> OBJECTIVE: Lines containing the string "name" are to be collected in full.

> TASK DATA:
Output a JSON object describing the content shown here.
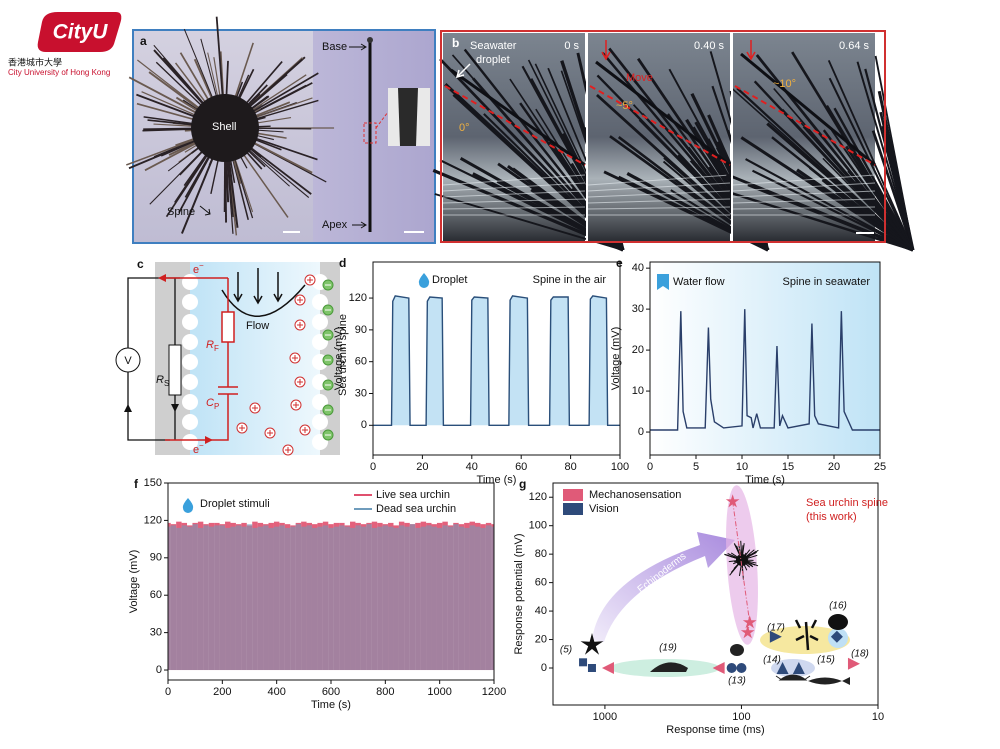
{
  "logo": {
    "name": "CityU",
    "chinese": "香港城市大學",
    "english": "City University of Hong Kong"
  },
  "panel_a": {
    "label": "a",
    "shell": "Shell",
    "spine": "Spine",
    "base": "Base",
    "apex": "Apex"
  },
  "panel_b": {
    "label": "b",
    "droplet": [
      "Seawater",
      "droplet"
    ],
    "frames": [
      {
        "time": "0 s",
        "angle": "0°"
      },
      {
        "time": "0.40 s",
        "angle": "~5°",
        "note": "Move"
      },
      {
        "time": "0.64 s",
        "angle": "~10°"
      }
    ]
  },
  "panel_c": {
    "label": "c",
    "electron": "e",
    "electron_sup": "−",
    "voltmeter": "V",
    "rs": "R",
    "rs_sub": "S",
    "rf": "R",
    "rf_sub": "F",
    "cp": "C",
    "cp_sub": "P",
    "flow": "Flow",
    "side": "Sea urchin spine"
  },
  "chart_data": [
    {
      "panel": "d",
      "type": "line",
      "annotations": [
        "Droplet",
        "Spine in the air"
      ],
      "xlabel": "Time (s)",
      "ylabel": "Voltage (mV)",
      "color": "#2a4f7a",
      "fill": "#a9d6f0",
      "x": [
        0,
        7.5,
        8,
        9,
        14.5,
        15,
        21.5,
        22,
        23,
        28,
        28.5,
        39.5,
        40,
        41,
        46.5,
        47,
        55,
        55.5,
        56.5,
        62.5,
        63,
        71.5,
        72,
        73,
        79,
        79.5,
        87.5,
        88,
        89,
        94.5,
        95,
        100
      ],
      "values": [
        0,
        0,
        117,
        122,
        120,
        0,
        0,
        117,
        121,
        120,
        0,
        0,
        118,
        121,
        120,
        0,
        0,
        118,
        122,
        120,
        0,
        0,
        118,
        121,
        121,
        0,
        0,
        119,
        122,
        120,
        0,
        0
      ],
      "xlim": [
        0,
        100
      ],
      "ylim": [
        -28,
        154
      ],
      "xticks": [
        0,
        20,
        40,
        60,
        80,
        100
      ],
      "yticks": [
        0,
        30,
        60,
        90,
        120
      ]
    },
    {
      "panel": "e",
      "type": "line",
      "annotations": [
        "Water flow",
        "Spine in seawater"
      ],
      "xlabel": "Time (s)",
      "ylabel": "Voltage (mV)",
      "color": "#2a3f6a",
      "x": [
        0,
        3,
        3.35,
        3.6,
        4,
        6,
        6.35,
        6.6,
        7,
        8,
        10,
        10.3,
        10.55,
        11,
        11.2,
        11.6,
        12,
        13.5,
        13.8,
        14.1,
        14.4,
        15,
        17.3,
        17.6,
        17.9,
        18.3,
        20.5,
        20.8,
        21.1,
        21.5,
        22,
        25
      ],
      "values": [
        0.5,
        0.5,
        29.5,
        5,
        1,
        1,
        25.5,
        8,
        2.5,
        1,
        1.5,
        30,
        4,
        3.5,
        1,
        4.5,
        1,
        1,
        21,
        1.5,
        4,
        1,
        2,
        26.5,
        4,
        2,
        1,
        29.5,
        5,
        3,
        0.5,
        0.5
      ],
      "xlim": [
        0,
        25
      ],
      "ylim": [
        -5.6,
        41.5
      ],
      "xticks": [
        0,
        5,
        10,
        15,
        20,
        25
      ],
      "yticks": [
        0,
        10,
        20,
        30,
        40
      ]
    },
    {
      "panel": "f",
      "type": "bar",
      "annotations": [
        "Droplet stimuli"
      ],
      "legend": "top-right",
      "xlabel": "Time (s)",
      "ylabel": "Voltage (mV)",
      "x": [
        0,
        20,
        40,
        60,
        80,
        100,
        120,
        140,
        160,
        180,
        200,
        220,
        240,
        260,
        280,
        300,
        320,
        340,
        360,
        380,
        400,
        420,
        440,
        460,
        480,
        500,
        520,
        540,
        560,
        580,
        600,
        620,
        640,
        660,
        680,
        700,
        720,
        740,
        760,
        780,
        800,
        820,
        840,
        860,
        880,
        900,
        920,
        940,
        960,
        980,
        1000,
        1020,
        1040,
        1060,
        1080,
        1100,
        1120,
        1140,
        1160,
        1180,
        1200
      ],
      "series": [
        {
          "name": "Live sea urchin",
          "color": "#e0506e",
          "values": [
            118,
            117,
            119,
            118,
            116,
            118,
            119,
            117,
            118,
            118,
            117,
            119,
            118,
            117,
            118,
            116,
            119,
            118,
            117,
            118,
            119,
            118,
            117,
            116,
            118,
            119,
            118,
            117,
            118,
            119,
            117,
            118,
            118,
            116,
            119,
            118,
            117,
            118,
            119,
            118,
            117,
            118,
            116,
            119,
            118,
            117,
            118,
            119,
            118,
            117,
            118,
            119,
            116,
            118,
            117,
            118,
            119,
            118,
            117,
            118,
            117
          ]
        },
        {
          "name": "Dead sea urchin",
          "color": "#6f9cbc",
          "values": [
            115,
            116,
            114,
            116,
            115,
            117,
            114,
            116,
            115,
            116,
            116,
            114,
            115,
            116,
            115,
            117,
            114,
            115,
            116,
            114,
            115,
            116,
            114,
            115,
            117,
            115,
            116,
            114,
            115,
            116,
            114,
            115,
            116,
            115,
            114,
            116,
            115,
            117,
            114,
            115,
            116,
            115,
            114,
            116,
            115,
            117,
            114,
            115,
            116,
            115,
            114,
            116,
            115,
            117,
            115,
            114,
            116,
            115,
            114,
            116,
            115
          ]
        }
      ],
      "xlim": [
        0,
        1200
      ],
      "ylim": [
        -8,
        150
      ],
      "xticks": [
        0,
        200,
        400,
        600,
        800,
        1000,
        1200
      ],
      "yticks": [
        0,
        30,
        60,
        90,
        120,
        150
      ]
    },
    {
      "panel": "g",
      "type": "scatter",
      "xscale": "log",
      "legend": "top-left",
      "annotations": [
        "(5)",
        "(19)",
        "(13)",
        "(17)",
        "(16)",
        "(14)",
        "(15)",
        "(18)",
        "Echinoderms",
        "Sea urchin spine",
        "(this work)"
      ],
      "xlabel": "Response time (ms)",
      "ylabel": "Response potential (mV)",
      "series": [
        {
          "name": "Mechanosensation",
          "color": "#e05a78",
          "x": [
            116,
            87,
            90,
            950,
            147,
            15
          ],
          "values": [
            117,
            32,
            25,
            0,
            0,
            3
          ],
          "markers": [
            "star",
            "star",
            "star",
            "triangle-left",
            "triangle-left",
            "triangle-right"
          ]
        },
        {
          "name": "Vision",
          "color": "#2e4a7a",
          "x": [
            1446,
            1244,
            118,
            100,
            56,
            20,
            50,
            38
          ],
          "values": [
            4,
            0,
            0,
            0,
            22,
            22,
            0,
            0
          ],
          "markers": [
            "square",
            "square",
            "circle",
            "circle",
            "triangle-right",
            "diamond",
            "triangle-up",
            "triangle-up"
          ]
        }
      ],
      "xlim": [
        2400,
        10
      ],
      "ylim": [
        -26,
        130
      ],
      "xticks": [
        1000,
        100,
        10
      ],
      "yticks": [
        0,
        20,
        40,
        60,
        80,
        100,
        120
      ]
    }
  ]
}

> TASK RESPONSE:
    "name": "CityU",
          "name": "Live sea urchin",
          "name": "Dead sea urchin",
          "name": "Mechanosensation",
          "name": "Vision",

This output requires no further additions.